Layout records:
-- Begin --

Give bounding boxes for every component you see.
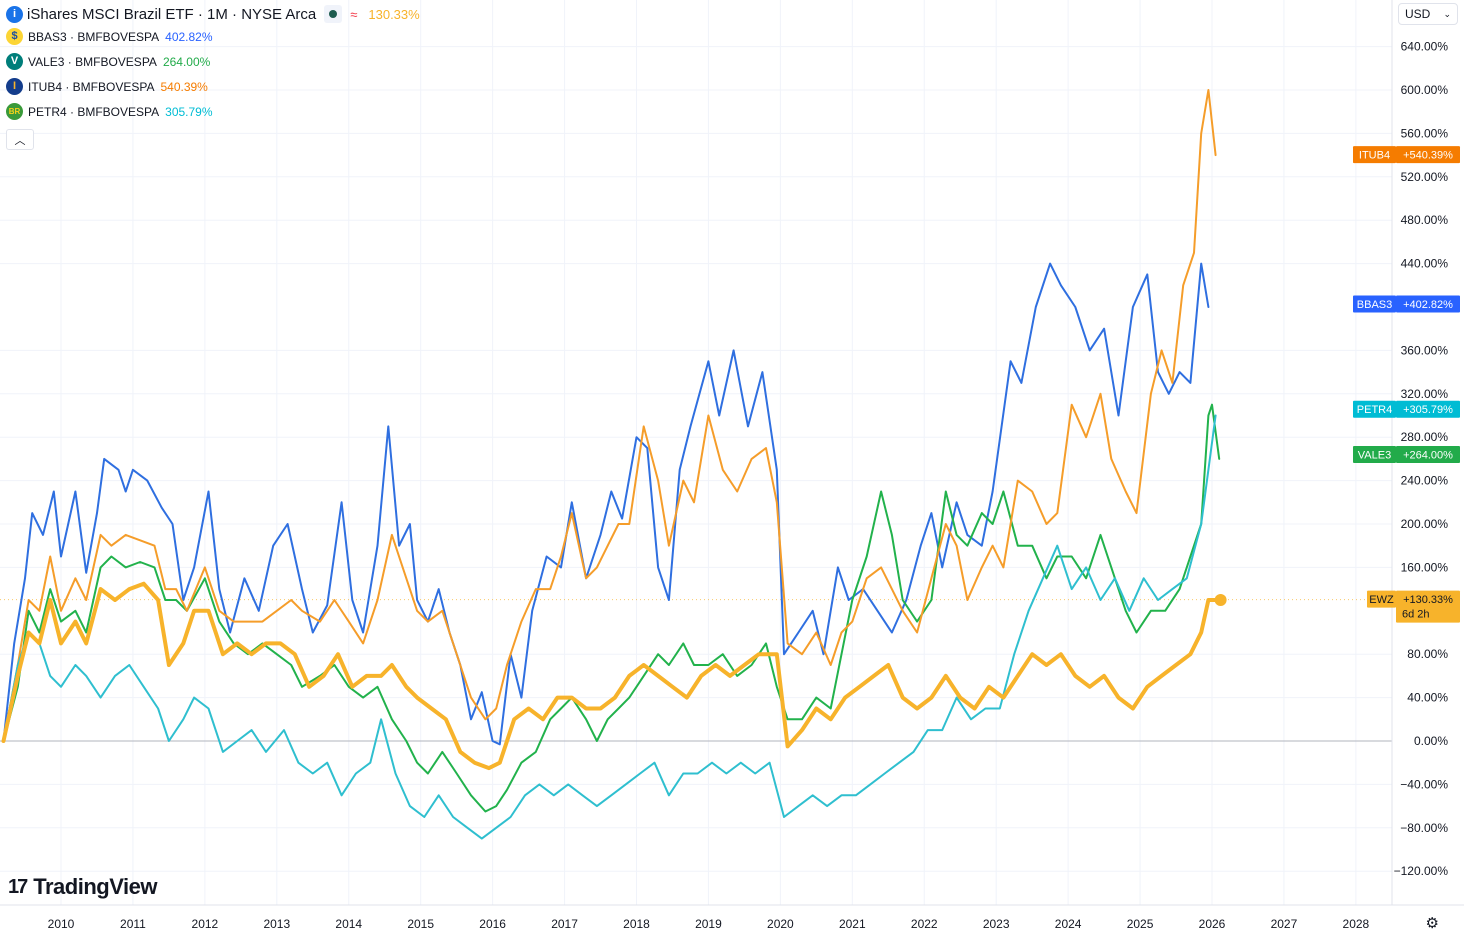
legend-symbol-name: PETR4 · BMFBOVESPA	[28, 104, 160, 119]
legend-symbol-name: VALE3 · BMFBOVESPA	[28, 54, 157, 69]
price-label-value-bg	[1396, 446, 1460, 464]
y-tick-label: 240.00%	[1401, 474, 1449, 488]
legend-row-bbas3[interactable]: $ BBAS3 · BMFBOVESPA 402.82%	[6, 24, 420, 49]
y-tick-label: −80.00%	[1400, 821, 1448, 835]
banco-do-brasil-logo-icon: $	[6, 28, 23, 45]
x-tick-label: 2028	[1343, 917, 1370, 931]
price-label-name-bg	[1367, 590, 1396, 608]
y-tick-label: 200.00%	[1401, 517, 1449, 531]
x-tick-label: 2027	[1271, 917, 1298, 931]
legend-symbol-value: 402.82%	[165, 29, 213, 44]
series-line-ewz	[1, 581, 1218, 771]
legend-main-title: iShares MSCI Brazil ETF · 1M · NYSE Arca	[27, 5, 317, 23]
price-label-countdown: 6d 2h	[1402, 609, 1430, 621]
price-label-value-bg	[1396, 295, 1460, 313]
y-tick-label: 520.00%	[1401, 170, 1449, 184]
itau-logo-icon: I	[6, 78, 23, 95]
legend-main-row[interactable]: i iShares MSCI Brazil ETF · 1M · NYSE Ar…	[6, 4, 420, 24]
price-label-name-bg	[1353, 400, 1396, 418]
y-tick-label: 360.00%	[1401, 343, 1449, 357]
vale-logo-icon: V	[6, 53, 23, 70]
price-label-name-bg	[1353, 295, 1396, 313]
y-tick-label: −120.00%	[1394, 864, 1449, 878]
x-tick-label: 2013	[263, 917, 290, 931]
legend-symbol-value: 264.00%	[162, 54, 211, 69]
y-tick-label: 600.00%	[1401, 83, 1449, 97]
x-tick-label: 2014	[335, 917, 362, 931]
y-tick-label: 40.00%	[1407, 691, 1448, 705]
legend-symbol-value: 540.39%	[160, 79, 208, 94]
x-tick-label: 2026	[1199, 917, 1226, 931]
y-tick-label: 320.00%	[1401, 387, 1449, 401]
legend-symbol-name: ITUB4 · BMFBOVESPA	[28, 79, 155, 94]
series-line-itub4	[2, 89, 1217, 742]
tradingview-logo[interactable]: 17 TradingView	[8, 874, 157, 900]
y-tick-label: 0.00%	[1414, 734, 1448, 748]
price-label-name: ITUB4	[1359, 150, 1390, 162]
x-tick-label: 2015	[407, 917, 434, 931]
y-tick-label: 280.00%	[1401, 430, 1449, 444]
price-label-name-bg	[1353, 446, 1396, 464]
legend-row-vale3[interactable]: V VALE3 · BMFBOVESPA 264.00%	[6, 49, 420, 74]
x-tick-label: 2017	[551, 917, 578, 931]
price-label-name: PETR4	[1357, 404, 1392, 416]
legend-collapse-button[interactable]: ︿	[6, 129, 34, 150]
price-label-name: BBAS3	[1357, 299, 1392, 311]
series-line-bbas3	[2, 262, 1210, 746]
chevron-up-icon: ︿	[14, 134, 26, 147]
currency-value: USD	[1405, 7, 1431, 21]
legend-main-value: 130.33%	[368, 6, 420, 22]
y-tick-label: 80.00%	[1407, 647, 1448, 661]
series-line-petr4	[2, 414, 1217, 840]
price-label-value: +540.39%	[1403, 150, 1453, 162]
x-tick-label: 2012	[192, 917, 219, 931]
price-label-value: +305.79%	[1403, 404, 1453, 416]
legend-row-itub4[interactable]: I ITUB4 · BMFBOVESPA 540.39%	[6, 74, 420, 99]
ewz-last-point	[1214, 593, 1227, 606]
price-label-name-bg	[1353, 146, 1396, 164]
y-tick-label: 480.00%	[1401, 213, 1449, 227]
legend: i iShares MSCI Brazil ETF · 1M · NYSE Ar…	[6, 4, 420, 150]
price-label-name: EWZ	[1369, 594, 1394, 606]
tradingview-logo-icon: 17	[8, 875, 28, 898]
x-tick-label: 2022	[911, 917, 938, 931]
chevron-down-icon: ⌄	[1443, 8, 1451, 19]
y-tick-label: 440.00%	[1401, 257, 1449, 271]
price-label-value: +130.33%	[1403, 594, 1453, 606]
price-label-value: +402.82%	[1403, 299, 1453, 311]
petrobras-logo-icon: BR	[6, 103, 23, 120]
x-tick-label: 2023	[983, 917, 1010, 931]
price-label-value-bg	[1396, 400, 1460, 418]
x-tick-label: 2010	[48, 917, 75, 931]
market-status-icon	[329, 10, 338, 18]
approx-indicator: ≈	[350, 6, 358, 22]
legend-symbol-value: 305.79%	[165, 104, 213, 119]
price-label-value: +264.00%	[1403, 450, 1453, 462]
x-tick-label: 2021	[839, 917, 866, 931]
x-tick-label: 2011	[120, 917, 146, 931]
x-tick-label: 2024	[1055, 917, 1082, 931]
series-line-vale3	[2, 403, 1221, 813]
market-status[interactable]	[324, 5, 343, 23]
currency-select[interactable]: USD ⌄	[1398, 3, 1458, 25]
brand-name: TradingView	[33, 874, 157, 899]
legend-row-petr4[interactable]: BR PETR4 · BMFBOVESPA 305.79%	[6, 99, 420, 124]
price-label-value-bg	[1396, 590, 1460, 623]
price-label-value-bg	[1396, 146, 1460, 164]
x-tick-label: 2018	[623, 917, 650, 931]
y-tick-label: 560.00%	[1401, 126, 1449, 140]
x-tick-label: 2016	[479, 917, 506, 931]
x-tick-label: 2019	[695, 917, 722, 931]
x-tick-label: 2025	[1127, 917, 1154, 931]
x-tick-label: 2020	[767, 917, 794, 931]
y-tick-label: 640.00%	[1401, 40, 1449, 54]
gear-icon[interactable]: ⚙	[1425, 915, 1439, 932]
y-tick-label: −40.00%	[1400, 777, 1448, 791]
legend-symbol-name: BBAS3 · BMFBOVESPA	[28, 29, 160, 44]
ishares-logo-icon: i	[6, 5, 23, 23]
price-label-name: VALE3	[1358, 450, 1391, 462]
y-tick-label: 160.00%	[1401, 560, 1449, 574]
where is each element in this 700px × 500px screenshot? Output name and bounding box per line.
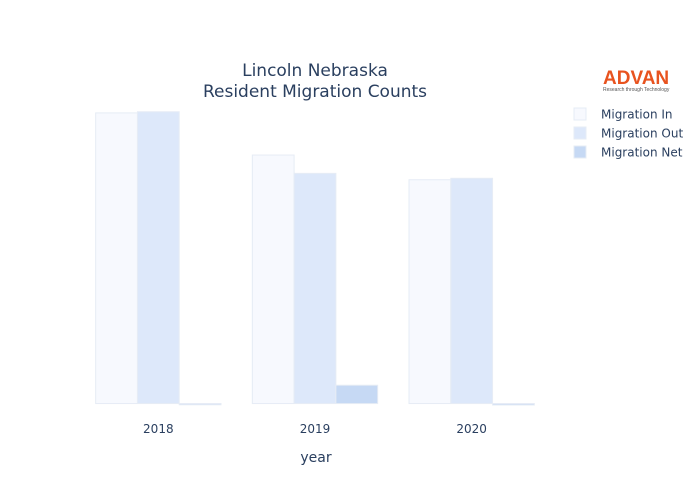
bar-migration-net-2019[interactable] — [335, 384, 379, 405]
chart-title-line-2: Resident Migration Counts — [203, 82, 427, 102]
legend-swatch — [573, 126, 587, 140]
legend-item-migration-in[interactable]: Migration In — [573, 107, 673, 122]
legend-swatch — [573, 107, 587, 121]
x-axis-title: year — [300, 450, 331, 466]
x-tick-label: 2020 — [456, 422, 487, 436]
x-tick-label: 2018 — [143, 422, 174, 436]
legend-label: Migration Out — [601, 127, 683, 141]
bar-migration-out-2019[interactable] — [293, 172, 337, 405]
legend-item-migration-net[interactable]: Migration Net — [573, 145, 683, 160]
x-tick-labels: 2018 2019 2020 — [143, 422, 487, 436]
logo-tagline: Research through Technology — [603, 87, 670, 93]
bar-migration-in-2019[interactable] — [251, 154, 295, 405]
bar-migration-net-2018[interactable] — [178, 403, 222, 406]
bar-migration-in-2018[interactable] — [95, 112, 138, 405]
legend-label: Migration Net — [601, 146, 683, 160]
chart-title-line-1: Lincoln Nebraska — [242, 61, 388, 81]
logo-name: ADVAN — [603, 68, 669, 89]
x-tick-label: 2019 — [300, 422, 331, 436]
bars-group — [95, 111, 535, 406]
legend-item-migration-out[interactable]: Migration Out — [573, 126, 683, 141]
legend-swatch — [573, 145, 587, 159]
legend[interactable]: Migration In Migration Out Migration Net — [573, 107, 683, 160]
legend-label: Migration In — [601, 108, 673, 122]
bar-migration-out-2018[interactable] — [136, 111, 180, 405]
advan-logo: ADVAN Research through Technology — [603, 68, 670, 93]
bar-migration-net-2020[interactable] — [492, 403, 535, 406]
bar-migration-out-2020[interactable] — [450, 177, 494, 405]
bar-migration-in-2020[interactable] — [408, 179, 452, 405]
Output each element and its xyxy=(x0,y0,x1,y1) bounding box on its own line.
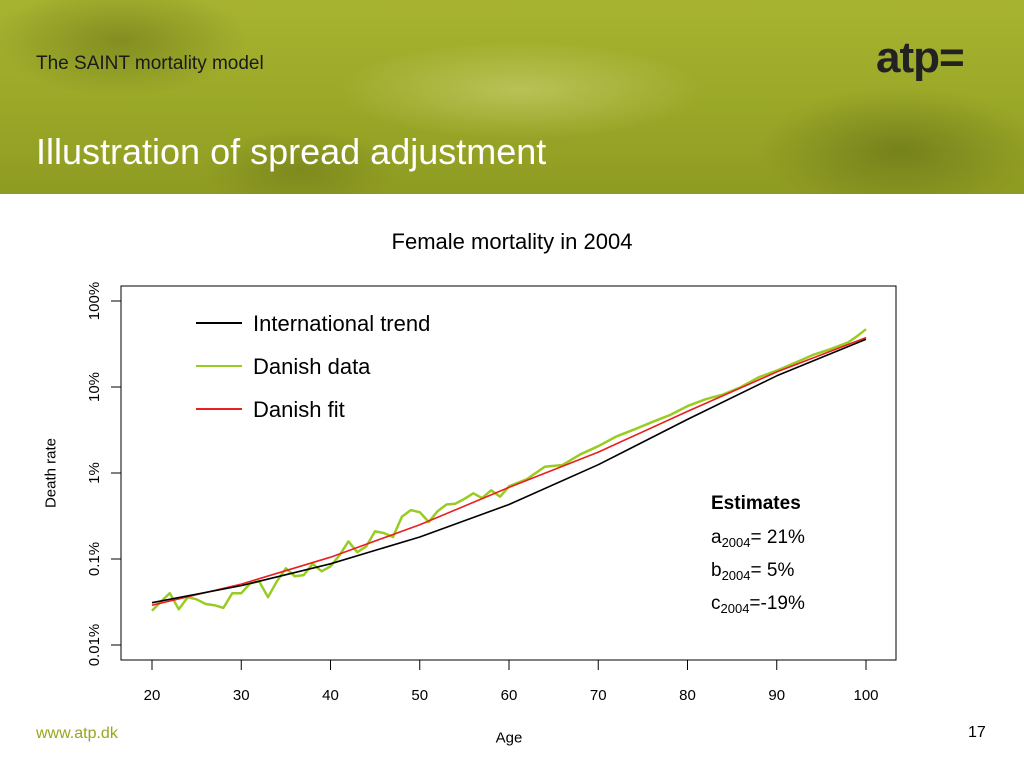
footer-link[interactable]: www.atp.dk xyxy=(36,725,118,742)
series-line-danish-data xyxy=(151,328,867,612)
header-banner: The SAINT mortality model atp= Illustrat… xyxy=(0,0,1024,194)
x-tick-label: 70 xyxy=(590,687,607,704)
x-tick-label: 30 xyxy=(233,687,250,704)
legend-entry: Danish fit xyxy=(253,397,345,422)
legend-entry: International trend xyxy=(253,311,430,336)
y-tick-label: 1% xyxy=(86,462,103,484)
x-tick-label: 80 xyxy=(679,687,696,704)
x-tick-label: 60 xyxy=(501,687,518,704)
series-line-international-trend xyxy=(151,338,867,604)
slide-title: Illustration of spread adjustment xyxy=(36,131,547,172)
x-tick-label: 90 xyxy=(768,687,785,704)
y-tick-label: 0.01% xyxy=(86,624,103,667)
estimate-line: c2004=-19% xyxy=(711,593,805,616)
y-tick-label: 10% xyxy=(86,372,103,402)
header-title: The SAINT mortality model xyxy=(36,53,264,74)
page-number: 17 xyxy=(968,724,986,741)
legend-entry: Danish data xyxy=(253,354,371,379)
x-axis-label: Age xyxy=(495,729,523,747)
x-tick-label: 20 xyxy=(144,687,161,704)
estimates-heading: Estimates xyxy=(711,493,801,514)
estimate-line: a2004= 21% xyxy=(711,527,805,550)
series-line-danish-fit xyxy=(151,336,867,606)
chart-title: Female mortality in 2004 xyxy=(391,229,633,254)
x-tick-label: 40 xyxy=(322,687,339,704)
atp-logo: atp= xyxy=(876,33,965,82)
y-tick-label: 0.1% xyxy=(86,542,103,576)
y-tick-label: 100% xyxy=(86,282,103,320)
x-tick-label: 50 xyxy=(411,687,428,704)
estimate-line: b2004= 5% xyxy=(711,560,794,583)
x-tick-label: 100 xyxy=(853,687,878,704)
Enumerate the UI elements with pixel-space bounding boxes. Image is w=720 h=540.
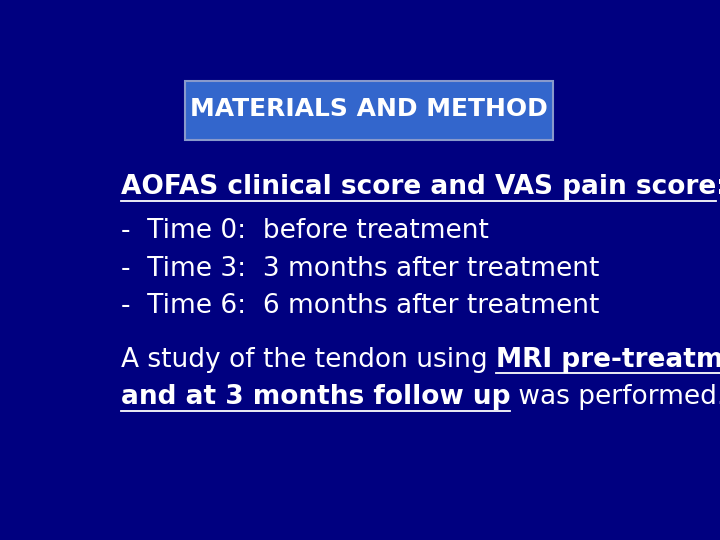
Text: A study of the tendon using: A study of the tendon using	[121, 347, 495, 373]
Text: :: :	[716, 174, 720, 200]
Text: was performed.: was performed.	[510, 384, 720, 410]
FancyBboxPatch shape	[185, 82, 553, 140]
Text: AOFAS clinical score and VAS pain score: AOFAS clinical score and VAS pain score	[121, 174, 716, 200]
Text: MRI pre-treatment: MRI pre-treatment	[495, 347, 720, 373]
Text: -  Time 6:  6 months after treatment: - Time 6: 6 months after treatment	[121, 293, 599, 319]
Text: MATERIALS AND METHOD: MATERIALS AND METHOD	[190, 97, 548, 122]
Text: -  Time 3:  3 months after treatment: - Time 3: 3 months after treatment	[121, 255, 599, 281]
Text: and at 3 months follow up: and at 3 months follow up	[121, 384, 510, 410]
Text: -  Time 0:  before treatment: - Time 0: before treatment	[121, 218, 489, 244]
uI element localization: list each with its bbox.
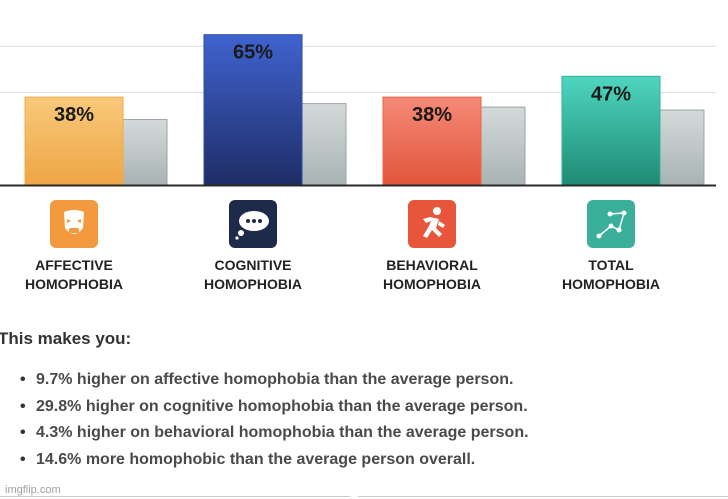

-- End --

Transcribe, unchanged, the entries above running from the line containing "Text: A study" through the line containing "Text: MRI pre-treatment: MRI", with both of those lines included.

Text: A study of the tendon using: A study of the tendon using	[121, 347, 495, 373]
Text: :: :	[716, 174, 720, 200]
Text: was performed.: was performed.	[510, 384, 720, 410]
FancyBboxPatch shape	[185, 82, 553, 140]
Text: AOFAS clinical score and VAS pain score: AOFAS clinical score and VAS pain score	[121, 174, 716, 200]
Text: MRI pre-treatment: MRI pre-treatment	[495, 347, 720, 373]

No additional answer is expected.